> [Work instructions]: Scan the data that follows and count the lines with the string "giao"; answer with the count alone.

◆ ◆ ◆ ◆ ◆

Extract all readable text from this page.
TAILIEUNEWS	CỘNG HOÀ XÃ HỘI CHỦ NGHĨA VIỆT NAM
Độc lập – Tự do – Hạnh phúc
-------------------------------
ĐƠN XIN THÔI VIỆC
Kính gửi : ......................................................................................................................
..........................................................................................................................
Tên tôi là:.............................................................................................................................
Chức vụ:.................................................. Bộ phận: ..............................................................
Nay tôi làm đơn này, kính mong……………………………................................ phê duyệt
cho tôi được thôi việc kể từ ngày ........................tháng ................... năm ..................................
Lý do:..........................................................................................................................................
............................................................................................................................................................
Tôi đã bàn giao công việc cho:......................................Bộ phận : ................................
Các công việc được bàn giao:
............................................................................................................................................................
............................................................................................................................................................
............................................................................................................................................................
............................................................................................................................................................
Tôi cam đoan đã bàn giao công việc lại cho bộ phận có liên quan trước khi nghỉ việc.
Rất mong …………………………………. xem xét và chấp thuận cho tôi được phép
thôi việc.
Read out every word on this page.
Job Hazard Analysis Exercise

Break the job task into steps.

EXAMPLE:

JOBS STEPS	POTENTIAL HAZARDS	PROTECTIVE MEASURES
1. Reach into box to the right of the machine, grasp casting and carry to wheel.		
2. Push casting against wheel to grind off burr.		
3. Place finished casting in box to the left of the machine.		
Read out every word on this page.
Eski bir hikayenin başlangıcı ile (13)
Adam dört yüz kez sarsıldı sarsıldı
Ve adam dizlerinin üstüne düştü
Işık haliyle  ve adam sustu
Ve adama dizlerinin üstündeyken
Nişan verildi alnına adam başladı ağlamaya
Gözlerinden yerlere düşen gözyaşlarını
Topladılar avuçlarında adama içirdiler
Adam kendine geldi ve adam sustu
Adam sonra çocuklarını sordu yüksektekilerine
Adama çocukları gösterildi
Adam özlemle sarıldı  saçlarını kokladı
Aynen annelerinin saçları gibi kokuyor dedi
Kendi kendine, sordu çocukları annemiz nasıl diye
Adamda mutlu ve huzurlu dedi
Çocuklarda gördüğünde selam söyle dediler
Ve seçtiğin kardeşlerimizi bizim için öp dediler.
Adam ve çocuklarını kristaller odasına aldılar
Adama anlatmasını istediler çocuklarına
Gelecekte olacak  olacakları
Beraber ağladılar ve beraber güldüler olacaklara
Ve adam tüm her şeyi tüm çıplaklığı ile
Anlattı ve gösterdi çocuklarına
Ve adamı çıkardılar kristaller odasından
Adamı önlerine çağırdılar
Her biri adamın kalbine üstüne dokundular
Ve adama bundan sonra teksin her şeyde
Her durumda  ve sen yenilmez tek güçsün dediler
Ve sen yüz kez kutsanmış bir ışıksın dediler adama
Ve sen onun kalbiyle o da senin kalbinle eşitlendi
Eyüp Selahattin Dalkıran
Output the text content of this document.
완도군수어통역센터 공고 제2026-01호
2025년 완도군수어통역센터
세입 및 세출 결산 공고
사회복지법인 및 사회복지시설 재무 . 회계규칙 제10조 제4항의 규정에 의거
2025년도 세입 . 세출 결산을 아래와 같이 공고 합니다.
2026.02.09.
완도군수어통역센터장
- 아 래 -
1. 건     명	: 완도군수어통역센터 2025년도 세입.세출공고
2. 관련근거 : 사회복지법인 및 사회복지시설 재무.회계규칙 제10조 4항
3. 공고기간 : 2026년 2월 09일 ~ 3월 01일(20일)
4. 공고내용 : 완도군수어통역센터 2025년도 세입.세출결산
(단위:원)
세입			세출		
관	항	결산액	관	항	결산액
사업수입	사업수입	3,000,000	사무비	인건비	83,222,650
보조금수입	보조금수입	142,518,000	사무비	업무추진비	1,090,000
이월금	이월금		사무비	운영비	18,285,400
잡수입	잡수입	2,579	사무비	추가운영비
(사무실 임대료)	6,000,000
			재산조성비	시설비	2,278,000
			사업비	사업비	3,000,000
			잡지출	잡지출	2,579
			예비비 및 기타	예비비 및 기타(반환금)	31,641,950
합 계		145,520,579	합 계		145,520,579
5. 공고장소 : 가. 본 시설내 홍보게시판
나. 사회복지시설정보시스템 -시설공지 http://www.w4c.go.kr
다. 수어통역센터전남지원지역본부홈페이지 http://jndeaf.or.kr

◆ ◆ ◆ ◆ ◆

> [Full output]: 3